Pull out every line below containing the word "Bacteroidetes".

[Data entries for graphics]
== Segment start ==

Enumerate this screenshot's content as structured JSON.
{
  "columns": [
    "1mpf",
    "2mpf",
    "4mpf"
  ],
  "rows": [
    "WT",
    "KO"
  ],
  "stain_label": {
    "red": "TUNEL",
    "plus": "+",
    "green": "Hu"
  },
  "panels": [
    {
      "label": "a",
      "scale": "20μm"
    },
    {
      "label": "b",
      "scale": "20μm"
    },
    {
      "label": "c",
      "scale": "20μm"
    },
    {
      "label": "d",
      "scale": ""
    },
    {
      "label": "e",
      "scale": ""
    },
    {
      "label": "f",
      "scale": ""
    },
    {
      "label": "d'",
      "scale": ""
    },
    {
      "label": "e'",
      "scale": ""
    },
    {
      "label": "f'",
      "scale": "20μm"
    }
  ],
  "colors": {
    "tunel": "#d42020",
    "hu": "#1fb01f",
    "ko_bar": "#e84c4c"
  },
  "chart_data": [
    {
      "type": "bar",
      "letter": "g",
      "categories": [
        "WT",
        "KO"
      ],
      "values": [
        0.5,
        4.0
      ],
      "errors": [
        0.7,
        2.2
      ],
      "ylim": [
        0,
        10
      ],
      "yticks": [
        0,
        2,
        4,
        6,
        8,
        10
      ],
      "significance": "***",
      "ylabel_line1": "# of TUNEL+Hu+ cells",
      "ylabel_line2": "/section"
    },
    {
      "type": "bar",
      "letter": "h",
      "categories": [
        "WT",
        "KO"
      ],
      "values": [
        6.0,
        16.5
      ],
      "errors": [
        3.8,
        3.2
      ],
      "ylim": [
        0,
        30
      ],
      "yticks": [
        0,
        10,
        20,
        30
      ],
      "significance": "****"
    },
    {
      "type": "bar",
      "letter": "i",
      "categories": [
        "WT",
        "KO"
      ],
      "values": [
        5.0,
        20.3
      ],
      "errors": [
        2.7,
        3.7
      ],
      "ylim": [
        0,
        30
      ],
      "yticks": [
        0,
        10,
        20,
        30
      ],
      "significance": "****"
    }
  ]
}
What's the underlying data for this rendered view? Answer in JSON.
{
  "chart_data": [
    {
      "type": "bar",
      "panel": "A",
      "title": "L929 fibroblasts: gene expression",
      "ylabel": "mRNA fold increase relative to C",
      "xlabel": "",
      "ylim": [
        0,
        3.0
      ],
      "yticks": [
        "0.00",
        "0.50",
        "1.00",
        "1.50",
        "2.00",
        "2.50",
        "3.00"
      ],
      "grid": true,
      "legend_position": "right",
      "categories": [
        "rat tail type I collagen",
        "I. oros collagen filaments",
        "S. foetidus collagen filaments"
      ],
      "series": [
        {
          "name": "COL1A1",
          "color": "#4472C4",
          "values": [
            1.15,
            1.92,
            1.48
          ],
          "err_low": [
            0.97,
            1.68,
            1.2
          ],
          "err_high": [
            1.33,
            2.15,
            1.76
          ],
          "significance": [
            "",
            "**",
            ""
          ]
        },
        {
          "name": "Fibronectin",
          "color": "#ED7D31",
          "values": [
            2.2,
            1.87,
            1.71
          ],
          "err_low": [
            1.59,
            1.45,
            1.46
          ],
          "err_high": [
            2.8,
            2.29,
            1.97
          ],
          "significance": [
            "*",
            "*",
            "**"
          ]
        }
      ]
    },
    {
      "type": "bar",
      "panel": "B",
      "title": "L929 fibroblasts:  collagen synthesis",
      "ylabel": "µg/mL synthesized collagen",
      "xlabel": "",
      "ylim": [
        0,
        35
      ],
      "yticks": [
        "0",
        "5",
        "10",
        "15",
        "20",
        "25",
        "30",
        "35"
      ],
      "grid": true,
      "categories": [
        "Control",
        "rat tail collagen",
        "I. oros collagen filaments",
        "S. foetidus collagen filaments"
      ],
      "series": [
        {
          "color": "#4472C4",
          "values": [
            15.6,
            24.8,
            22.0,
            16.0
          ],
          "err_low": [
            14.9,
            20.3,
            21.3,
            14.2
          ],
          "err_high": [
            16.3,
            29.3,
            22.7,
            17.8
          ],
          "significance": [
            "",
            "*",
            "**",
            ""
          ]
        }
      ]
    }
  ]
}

== Segment end ==
== Segment start ==

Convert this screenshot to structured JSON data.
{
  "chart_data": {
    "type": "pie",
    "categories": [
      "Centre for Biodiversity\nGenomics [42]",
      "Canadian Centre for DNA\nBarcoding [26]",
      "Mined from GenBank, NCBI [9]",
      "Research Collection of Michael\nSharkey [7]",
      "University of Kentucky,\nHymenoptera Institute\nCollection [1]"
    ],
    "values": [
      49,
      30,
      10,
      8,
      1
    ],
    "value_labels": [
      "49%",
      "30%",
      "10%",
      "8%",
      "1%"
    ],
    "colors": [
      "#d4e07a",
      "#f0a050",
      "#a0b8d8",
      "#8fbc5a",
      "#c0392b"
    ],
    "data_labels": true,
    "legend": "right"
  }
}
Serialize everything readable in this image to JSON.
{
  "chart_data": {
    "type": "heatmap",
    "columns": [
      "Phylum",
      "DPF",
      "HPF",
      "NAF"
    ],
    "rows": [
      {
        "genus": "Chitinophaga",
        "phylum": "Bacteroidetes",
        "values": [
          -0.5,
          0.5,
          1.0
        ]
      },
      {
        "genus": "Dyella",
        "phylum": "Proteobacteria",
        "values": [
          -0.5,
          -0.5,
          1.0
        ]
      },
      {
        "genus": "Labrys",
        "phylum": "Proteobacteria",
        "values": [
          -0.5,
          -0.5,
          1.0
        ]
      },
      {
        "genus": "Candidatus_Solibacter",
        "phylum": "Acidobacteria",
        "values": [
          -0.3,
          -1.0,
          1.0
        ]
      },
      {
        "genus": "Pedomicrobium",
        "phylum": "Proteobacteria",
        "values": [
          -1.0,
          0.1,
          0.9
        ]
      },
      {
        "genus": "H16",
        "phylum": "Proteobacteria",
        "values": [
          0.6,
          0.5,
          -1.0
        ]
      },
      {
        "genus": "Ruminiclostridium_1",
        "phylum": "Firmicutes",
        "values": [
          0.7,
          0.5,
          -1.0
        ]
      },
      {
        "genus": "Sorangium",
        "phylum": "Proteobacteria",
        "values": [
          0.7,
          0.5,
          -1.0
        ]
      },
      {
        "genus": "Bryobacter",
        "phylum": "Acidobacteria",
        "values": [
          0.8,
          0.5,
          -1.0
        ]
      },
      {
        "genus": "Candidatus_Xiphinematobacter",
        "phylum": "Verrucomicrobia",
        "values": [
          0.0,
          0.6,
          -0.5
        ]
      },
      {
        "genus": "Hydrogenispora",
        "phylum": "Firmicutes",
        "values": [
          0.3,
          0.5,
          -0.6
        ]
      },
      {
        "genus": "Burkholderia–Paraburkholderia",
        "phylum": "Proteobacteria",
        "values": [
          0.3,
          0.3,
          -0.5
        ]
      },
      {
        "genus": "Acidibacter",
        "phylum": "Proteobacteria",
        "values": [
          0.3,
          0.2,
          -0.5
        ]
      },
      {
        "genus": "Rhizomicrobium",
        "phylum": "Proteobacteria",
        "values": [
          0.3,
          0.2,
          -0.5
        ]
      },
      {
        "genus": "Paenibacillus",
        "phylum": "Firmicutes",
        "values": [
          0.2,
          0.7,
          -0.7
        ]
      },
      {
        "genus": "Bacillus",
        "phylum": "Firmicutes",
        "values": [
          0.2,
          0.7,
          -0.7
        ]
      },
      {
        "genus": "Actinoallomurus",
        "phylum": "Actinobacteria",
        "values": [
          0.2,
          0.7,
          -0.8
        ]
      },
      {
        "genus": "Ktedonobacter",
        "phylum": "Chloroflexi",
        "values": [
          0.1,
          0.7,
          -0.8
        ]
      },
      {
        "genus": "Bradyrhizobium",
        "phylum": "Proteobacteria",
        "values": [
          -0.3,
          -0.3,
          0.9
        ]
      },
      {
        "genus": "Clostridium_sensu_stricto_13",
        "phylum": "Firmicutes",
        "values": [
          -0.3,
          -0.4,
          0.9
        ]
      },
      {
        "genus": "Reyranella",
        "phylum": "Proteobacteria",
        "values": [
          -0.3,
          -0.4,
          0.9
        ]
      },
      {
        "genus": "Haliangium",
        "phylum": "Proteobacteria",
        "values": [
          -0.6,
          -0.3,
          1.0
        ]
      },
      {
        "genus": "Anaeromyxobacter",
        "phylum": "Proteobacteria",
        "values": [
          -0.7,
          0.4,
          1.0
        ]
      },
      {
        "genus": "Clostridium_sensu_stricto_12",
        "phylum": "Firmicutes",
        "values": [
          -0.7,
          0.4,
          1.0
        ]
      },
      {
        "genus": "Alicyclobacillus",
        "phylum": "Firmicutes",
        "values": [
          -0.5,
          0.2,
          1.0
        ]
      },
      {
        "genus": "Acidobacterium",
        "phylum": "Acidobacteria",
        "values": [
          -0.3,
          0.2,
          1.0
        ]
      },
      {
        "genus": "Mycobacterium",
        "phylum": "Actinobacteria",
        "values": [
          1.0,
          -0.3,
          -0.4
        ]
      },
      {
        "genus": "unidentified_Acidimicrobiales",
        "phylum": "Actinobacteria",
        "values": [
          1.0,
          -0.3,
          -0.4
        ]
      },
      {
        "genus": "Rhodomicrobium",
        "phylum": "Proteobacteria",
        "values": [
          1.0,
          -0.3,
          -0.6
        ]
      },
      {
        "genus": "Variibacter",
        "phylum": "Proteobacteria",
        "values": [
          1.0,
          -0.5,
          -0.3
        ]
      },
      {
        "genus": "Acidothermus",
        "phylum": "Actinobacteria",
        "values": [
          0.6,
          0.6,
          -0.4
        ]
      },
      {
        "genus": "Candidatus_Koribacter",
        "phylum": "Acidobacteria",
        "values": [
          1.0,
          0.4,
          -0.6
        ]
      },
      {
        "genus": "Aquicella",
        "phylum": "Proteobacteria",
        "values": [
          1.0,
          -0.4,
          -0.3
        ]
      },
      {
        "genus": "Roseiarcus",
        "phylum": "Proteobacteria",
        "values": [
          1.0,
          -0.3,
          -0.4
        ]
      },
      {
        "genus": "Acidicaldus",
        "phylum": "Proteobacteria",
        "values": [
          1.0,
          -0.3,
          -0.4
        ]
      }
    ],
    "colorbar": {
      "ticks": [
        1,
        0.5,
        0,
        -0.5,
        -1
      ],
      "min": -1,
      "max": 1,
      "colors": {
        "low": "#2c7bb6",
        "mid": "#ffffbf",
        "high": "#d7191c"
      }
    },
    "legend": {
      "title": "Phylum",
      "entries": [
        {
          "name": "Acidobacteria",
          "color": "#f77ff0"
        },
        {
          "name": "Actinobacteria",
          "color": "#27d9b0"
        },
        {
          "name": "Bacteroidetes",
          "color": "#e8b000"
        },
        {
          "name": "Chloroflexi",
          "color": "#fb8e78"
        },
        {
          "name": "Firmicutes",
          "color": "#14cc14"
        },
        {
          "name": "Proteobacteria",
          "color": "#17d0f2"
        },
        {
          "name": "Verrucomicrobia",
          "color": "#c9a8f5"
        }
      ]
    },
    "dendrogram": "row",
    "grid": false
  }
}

== Segment end ==

-- Written solution --
        "phylum": "Bacteroidetes",
          "name": "Bacteroidetes",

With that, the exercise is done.